_Goal_
Copy every line from the material below that holds "vast".

━━━ Listing ━━━

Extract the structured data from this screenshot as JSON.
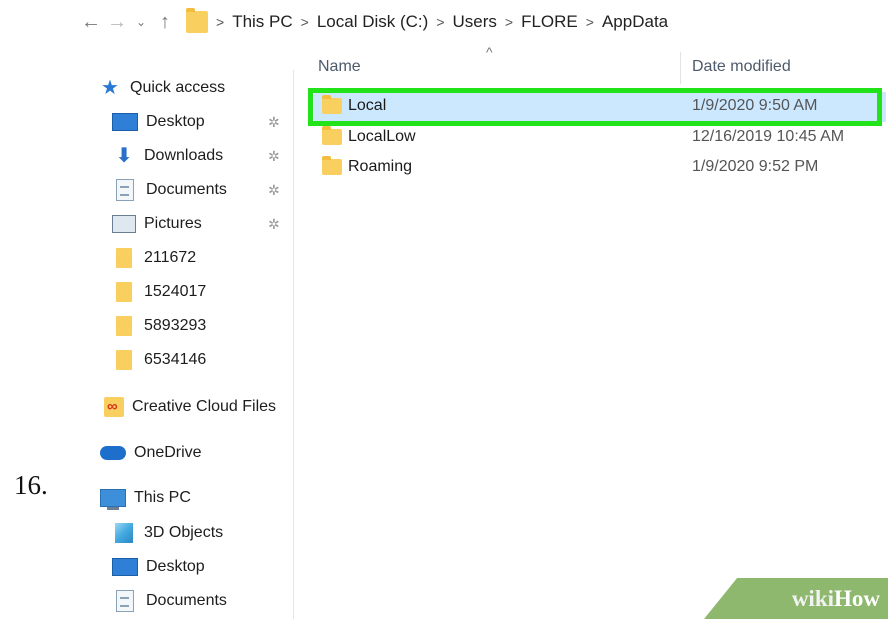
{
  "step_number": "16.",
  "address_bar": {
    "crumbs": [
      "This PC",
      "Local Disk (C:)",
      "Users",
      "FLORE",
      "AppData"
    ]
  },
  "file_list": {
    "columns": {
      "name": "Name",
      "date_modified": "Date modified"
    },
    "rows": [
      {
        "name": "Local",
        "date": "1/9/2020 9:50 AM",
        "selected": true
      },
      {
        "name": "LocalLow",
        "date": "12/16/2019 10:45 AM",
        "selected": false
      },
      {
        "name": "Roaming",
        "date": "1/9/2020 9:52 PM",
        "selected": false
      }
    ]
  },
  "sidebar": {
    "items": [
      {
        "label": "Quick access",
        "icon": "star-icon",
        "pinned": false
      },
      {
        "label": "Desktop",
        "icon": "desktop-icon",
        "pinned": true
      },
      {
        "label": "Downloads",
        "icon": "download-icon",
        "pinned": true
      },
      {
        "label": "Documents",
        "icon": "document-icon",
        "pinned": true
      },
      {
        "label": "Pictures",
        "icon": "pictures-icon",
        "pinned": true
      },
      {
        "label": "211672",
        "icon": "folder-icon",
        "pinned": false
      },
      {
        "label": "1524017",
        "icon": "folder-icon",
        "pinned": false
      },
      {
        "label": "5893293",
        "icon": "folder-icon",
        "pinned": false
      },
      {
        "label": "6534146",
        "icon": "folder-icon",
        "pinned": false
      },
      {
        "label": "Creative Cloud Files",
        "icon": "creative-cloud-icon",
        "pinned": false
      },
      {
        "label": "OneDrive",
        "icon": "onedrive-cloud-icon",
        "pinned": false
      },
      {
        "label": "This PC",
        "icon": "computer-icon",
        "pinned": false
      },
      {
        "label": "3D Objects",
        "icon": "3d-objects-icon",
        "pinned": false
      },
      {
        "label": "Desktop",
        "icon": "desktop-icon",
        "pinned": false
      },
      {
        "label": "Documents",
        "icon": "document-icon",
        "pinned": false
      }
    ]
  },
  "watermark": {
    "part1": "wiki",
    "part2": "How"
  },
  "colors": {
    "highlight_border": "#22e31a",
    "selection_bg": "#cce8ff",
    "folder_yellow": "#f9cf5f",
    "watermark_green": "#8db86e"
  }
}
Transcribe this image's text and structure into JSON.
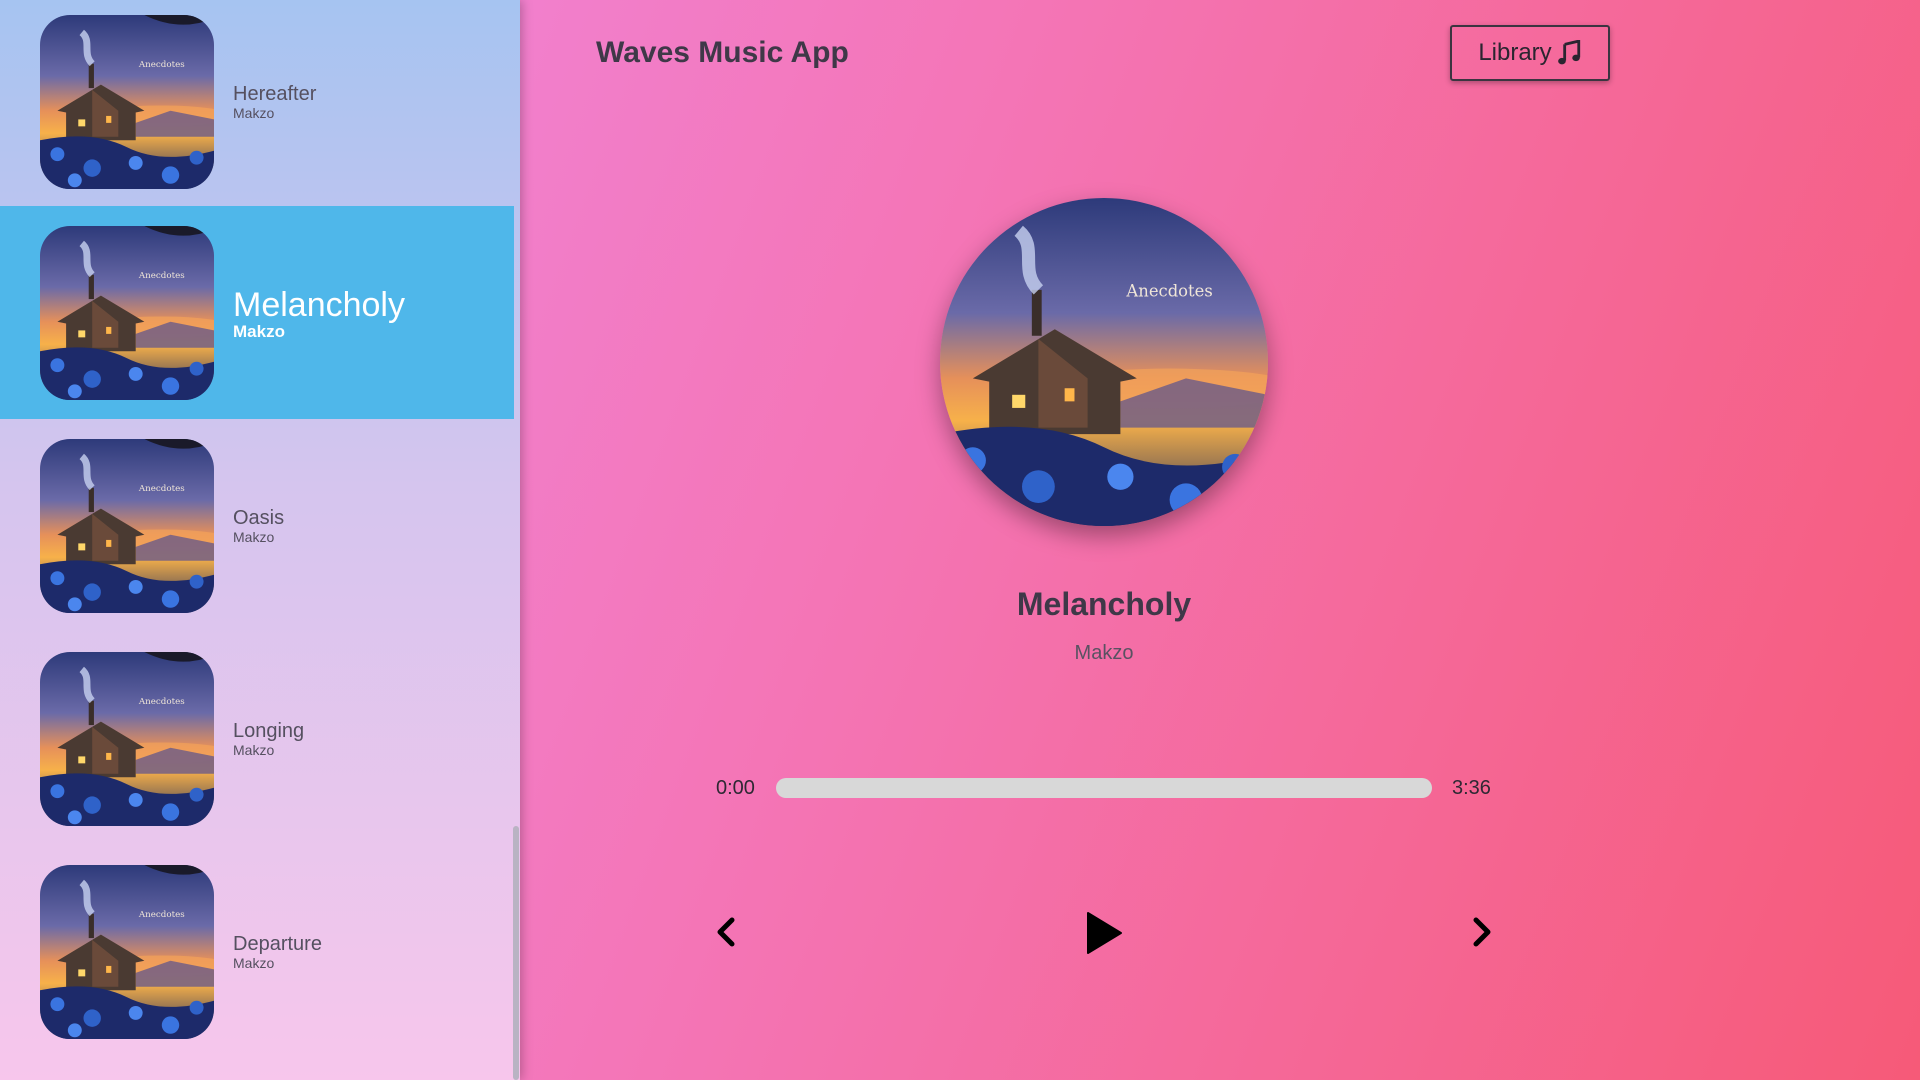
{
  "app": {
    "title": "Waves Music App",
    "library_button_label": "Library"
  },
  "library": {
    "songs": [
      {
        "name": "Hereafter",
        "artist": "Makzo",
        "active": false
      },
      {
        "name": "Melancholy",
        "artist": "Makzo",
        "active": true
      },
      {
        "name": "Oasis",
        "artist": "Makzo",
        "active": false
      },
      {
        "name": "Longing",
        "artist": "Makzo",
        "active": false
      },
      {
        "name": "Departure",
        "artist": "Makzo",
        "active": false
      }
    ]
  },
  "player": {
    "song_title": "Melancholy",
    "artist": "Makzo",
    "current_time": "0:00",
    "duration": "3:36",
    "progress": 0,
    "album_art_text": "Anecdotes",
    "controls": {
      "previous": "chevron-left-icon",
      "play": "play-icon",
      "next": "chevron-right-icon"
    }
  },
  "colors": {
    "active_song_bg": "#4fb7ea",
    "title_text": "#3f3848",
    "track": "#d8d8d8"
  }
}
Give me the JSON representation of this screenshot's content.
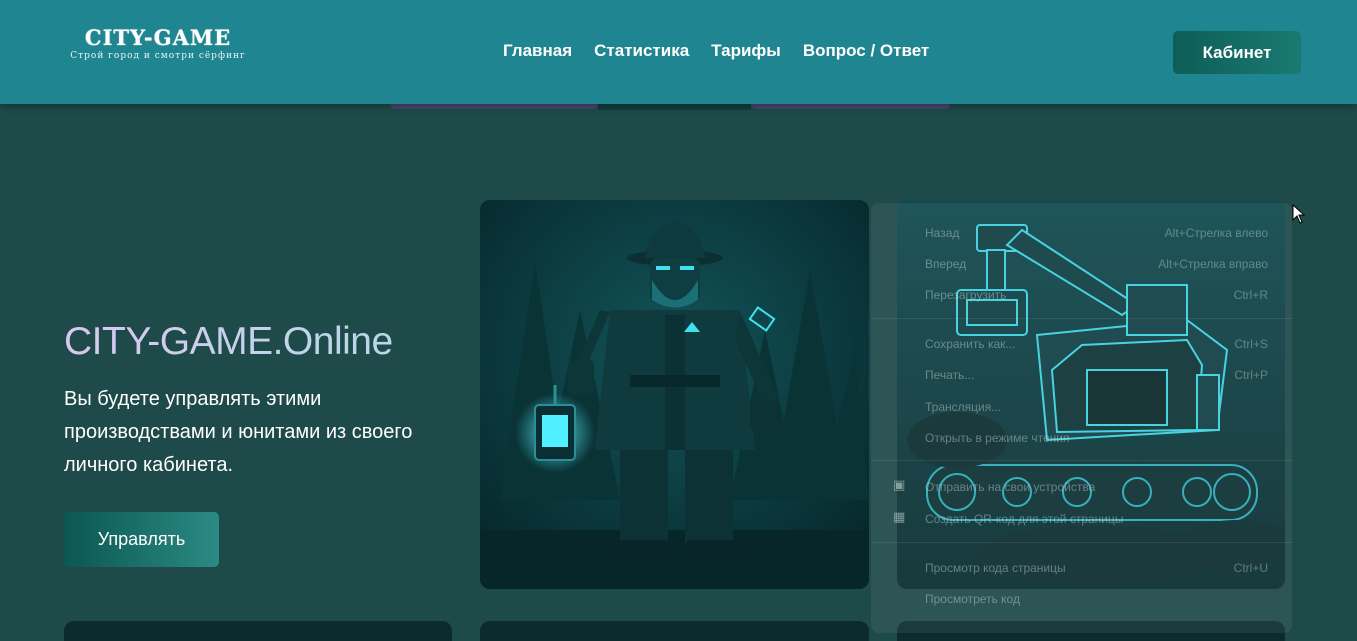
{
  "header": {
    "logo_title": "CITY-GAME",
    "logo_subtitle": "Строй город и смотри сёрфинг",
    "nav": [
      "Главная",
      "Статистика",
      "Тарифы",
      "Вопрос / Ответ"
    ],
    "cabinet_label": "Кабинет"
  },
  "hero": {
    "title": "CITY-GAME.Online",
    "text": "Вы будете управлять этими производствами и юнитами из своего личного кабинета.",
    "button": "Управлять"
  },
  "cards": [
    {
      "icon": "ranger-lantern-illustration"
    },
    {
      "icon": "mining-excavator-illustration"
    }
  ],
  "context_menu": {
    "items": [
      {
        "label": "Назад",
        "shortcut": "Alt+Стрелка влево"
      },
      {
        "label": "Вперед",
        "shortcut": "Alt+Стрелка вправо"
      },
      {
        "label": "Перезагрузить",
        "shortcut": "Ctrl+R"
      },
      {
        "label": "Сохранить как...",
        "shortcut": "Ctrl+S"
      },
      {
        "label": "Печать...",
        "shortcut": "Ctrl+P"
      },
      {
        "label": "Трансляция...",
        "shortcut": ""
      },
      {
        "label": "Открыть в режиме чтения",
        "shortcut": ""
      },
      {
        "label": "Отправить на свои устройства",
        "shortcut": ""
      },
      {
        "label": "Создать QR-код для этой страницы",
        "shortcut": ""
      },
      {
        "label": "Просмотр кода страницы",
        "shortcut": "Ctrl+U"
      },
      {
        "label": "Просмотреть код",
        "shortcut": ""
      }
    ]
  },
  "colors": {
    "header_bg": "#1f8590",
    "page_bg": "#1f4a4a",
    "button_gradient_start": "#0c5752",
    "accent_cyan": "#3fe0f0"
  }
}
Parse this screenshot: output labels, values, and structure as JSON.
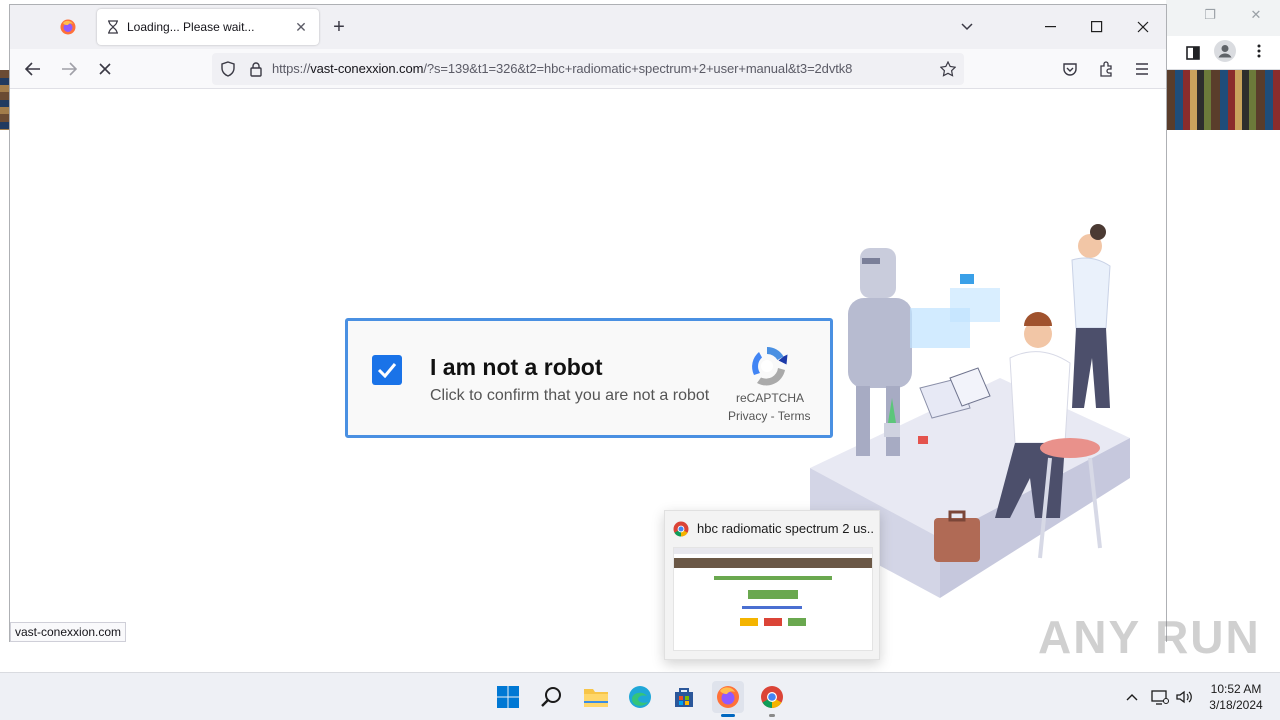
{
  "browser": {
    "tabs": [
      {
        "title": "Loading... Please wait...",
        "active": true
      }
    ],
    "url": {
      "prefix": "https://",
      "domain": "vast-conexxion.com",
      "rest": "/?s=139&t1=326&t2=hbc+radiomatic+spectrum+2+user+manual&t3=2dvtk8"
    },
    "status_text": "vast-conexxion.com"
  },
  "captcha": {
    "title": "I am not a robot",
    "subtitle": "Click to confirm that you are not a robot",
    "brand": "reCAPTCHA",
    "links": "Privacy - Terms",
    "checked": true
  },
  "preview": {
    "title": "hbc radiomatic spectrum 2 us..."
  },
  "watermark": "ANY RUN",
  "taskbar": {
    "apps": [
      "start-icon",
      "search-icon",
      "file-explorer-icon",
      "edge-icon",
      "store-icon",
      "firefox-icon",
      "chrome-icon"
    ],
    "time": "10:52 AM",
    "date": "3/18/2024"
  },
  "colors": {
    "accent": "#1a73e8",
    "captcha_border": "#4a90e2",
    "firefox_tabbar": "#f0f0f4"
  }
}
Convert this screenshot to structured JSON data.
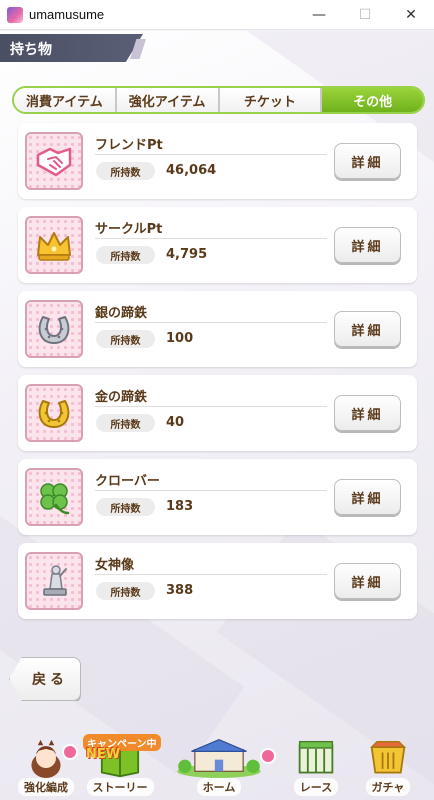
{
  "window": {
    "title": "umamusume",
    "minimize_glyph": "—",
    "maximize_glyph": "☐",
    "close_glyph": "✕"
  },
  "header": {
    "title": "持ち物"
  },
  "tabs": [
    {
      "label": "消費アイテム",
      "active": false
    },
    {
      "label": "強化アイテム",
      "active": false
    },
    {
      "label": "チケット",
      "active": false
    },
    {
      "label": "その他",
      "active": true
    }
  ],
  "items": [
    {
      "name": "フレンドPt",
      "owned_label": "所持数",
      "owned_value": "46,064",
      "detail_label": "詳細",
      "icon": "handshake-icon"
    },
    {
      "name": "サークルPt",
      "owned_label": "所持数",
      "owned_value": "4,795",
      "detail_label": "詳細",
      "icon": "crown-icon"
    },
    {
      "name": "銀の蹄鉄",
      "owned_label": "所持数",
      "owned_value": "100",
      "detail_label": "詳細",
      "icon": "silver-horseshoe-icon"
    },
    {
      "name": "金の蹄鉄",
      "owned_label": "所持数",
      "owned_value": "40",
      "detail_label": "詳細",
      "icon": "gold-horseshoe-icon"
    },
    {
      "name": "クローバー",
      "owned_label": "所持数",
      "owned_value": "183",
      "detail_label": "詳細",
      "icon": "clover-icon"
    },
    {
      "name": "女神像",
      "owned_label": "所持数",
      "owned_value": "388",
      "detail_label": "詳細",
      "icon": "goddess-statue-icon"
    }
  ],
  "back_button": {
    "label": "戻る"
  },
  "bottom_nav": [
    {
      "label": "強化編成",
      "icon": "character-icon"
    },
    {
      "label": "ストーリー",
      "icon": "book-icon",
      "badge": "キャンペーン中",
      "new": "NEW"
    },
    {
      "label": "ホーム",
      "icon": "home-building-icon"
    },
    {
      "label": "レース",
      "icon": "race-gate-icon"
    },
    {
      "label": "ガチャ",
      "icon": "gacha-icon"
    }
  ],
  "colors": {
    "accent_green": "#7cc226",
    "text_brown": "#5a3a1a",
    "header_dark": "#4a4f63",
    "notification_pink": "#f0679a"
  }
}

━━━

_Task output_
      "domain": "vast-conexxion.com",
    "status_text": "vast-conexxion.com"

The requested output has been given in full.